▶ [Entries provided]

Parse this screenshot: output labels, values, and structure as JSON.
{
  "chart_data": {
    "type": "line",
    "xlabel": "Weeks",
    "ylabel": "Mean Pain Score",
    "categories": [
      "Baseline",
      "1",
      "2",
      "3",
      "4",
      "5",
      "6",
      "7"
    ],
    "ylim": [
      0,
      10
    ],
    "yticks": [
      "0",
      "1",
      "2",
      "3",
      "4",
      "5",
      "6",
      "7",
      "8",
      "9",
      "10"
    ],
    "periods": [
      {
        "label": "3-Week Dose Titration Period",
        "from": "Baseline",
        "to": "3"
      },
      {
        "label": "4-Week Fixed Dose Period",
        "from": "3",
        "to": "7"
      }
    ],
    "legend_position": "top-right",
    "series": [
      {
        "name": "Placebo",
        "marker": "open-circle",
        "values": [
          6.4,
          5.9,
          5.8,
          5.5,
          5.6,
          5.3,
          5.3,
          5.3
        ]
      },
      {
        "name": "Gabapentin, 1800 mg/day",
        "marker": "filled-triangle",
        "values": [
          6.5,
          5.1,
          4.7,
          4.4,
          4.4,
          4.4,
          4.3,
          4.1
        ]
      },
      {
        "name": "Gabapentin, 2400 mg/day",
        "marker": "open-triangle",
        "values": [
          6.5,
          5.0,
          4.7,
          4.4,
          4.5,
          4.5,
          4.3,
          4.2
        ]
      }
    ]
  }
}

▶ [The problem] Write the data out again in full and exactly.

▶ [Solution]
Parse this screenshot: output labels, values, and structure as JSON.
{
  "chart_data": {
    "type": "line",
    "xlabel": "Weeks",
    "ylabel": "Mean Pain Score",
    "categories": [
      "Baseline",
      "1",
      "2",
      "3",
      "4",
      "5",
      "6",
      "7"
    ],
    "ylim": [
      0,
      10
    ],
    "yticks": [
      "0",
      "1",
      "2",
      "3",
      "4",
      "5",
      "6",
      "7",
      "8",
      "9",
      "10"
    ],
    "periods": [
      {
        "label": "3-Week Dose Titration Period",
        "from": "Baseline",
        "to": "3"
      },
      {
        "label": "4-Week Fixed Dose Period",
        "from": "3",
        "to": "7"
      }
    ],
    "legend_position": "top-right",
    "series": [
      {
        "name": "Placebo",
        "marker": "open-circle",
        "values": [
          6.4,
          5.9,
          5.8,
          5.5,
          5.6,
          5.3,
          5.3,
          5.3
        ]
      },
      {
        "name": "Gabapentin, 1800 mg/day",
        "marker": "filled-triangle",
        "values": [
          6.5,
          5.1,
          4.7,
          4.4,
          4.4,
          4.4,
          4.3,
          4.1
        ]
      },
      {
        "name": "Gabapentin, 2400 mg/day",
        "marker": "open-triangle",
        "values": [
          6.5,
          5.0,
          4.7,
          4.4,
          4.5,
          4.5,
          4.3,
          4.2
        ]
      }
    ]
  }
}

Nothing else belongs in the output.